> To be done:
The entries below should be quoted exactly, with no pictures carried over.

-=-=-

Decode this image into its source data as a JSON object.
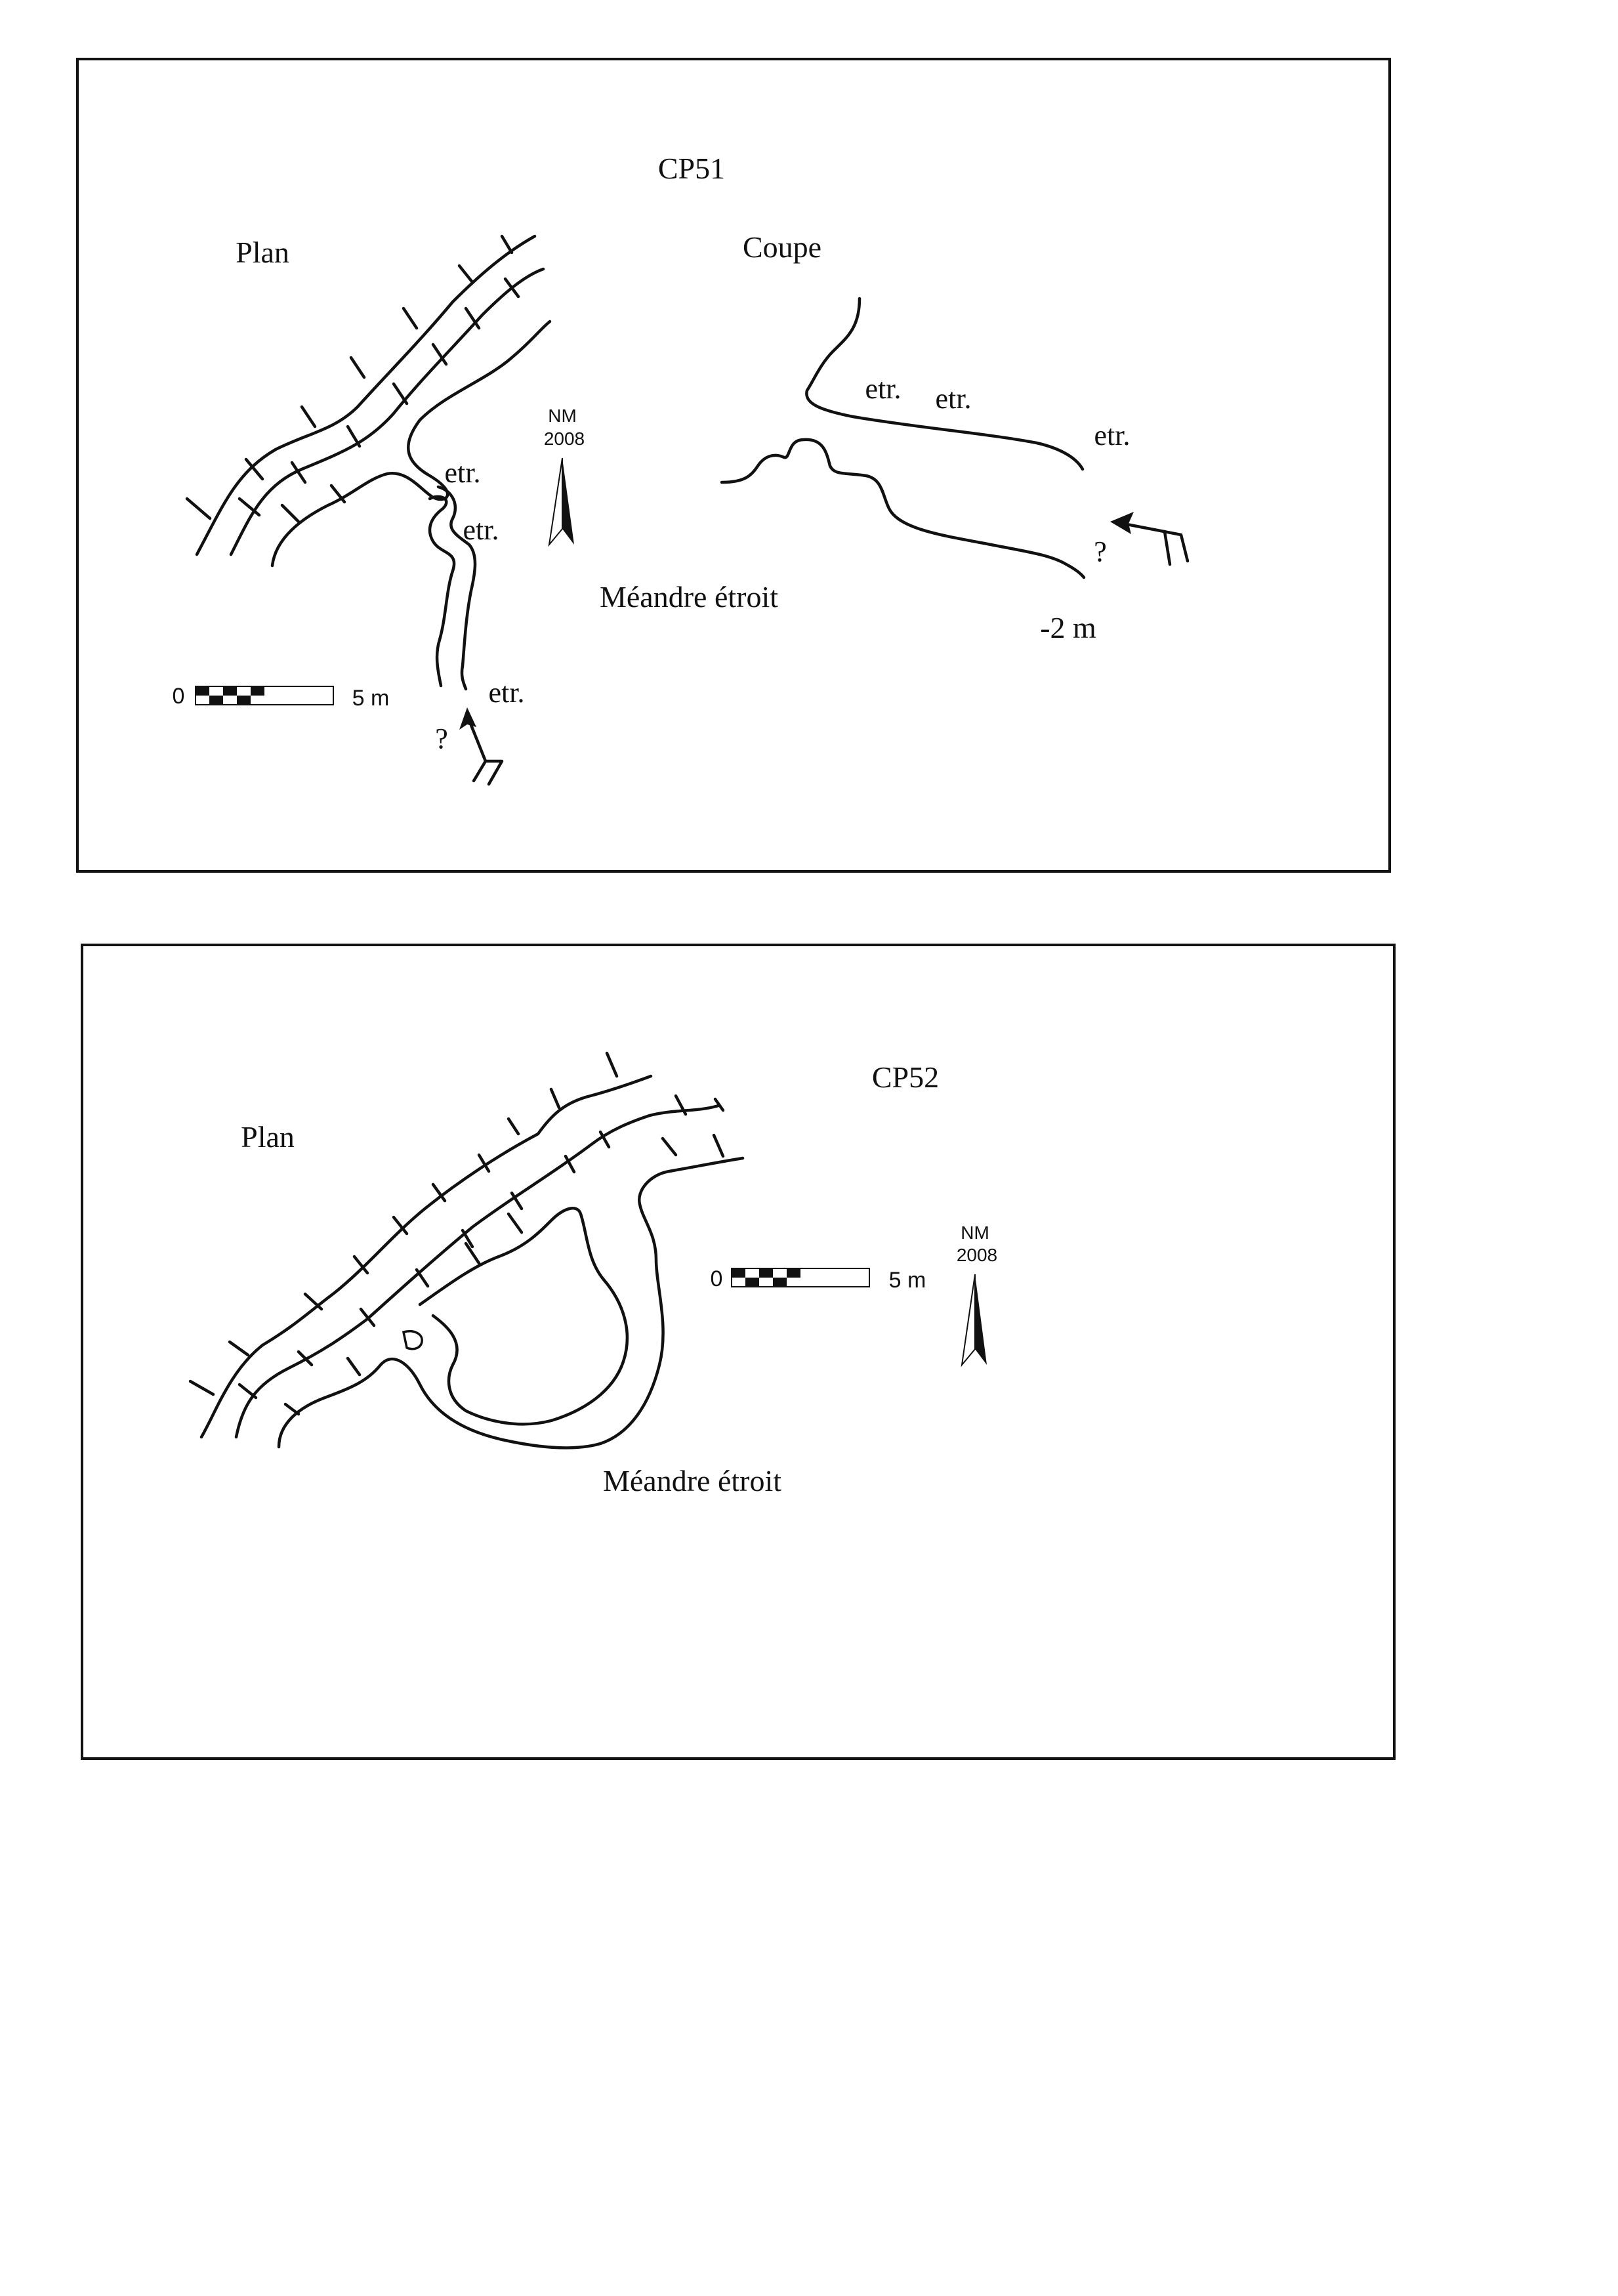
{
  "panels": [
    {
      "id": "CP51",
      "title": "CP51",
      "plan_label": "Plan",
      "section_label": "Coupe",
      "feature_label": "Méandre étroit",
      "narrow_labels": [
        "etr.",
        "etr.",
        "etr.",
        "etr.",
        "etr.",
        "etr."
      ],
      "question_marks": [
        "?",
        "?"
      ],
      "depth_label": "-2 m",
      "north": {
        "label": "NM",
        "year": "2008"
      },
      "scale": {
        "start": "0",
        "end": "5 m"
      }
    },
    {
      "id": "CP52",
      "title": "CP52",
      "plan_label": "Plan",
      "feature_label": "Méandre étroit",
      "north": {
        "label": "NM",
        "year": "2008"
      },
      "scale": {
        "start": "0",
        "end": "5 m"
      }
    }
  ],
  "colors": {
    "ink": "#111111",
    "paper": "#ffffff"
  }
}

-=-=-

> Exercise output:
Decode this image into its source data as a JSON object.
{
  "panels": [
    {
      "id": "CP51",
      "title": "CP51",
      "plan_label": "Plan",
      "section_label": "Coupe",
      "feature_label": "Méandre étroit",
      "narrow_labels": [
        "etr.",
        "etr.",
        "etr.",
        "etr.",
        "etr.",
        "etr."
      ],
      "question_marks": [
        "?",
        "?"
      ],
      "depth_label": "-2 m",
      "north": {
        "label": "NM",
        "year": "2008"
      },
      "scale": {
        "start": "0",
        "end": "5 m"
      }
    },
    {
      "id": "CP52",
      "title": "CP52",
      "plan_label": "Plan",
      "feature_label": "Méandre étroit",
      "north": {
        "label": "NM",
        "year": "2008"
      },
      "scale": {
        "start": "0",
        "end": "5 m"
      }
    }
  ],
  "colors": {
    "ink": "#111111",
    "paper": "#ffffff"
  }
}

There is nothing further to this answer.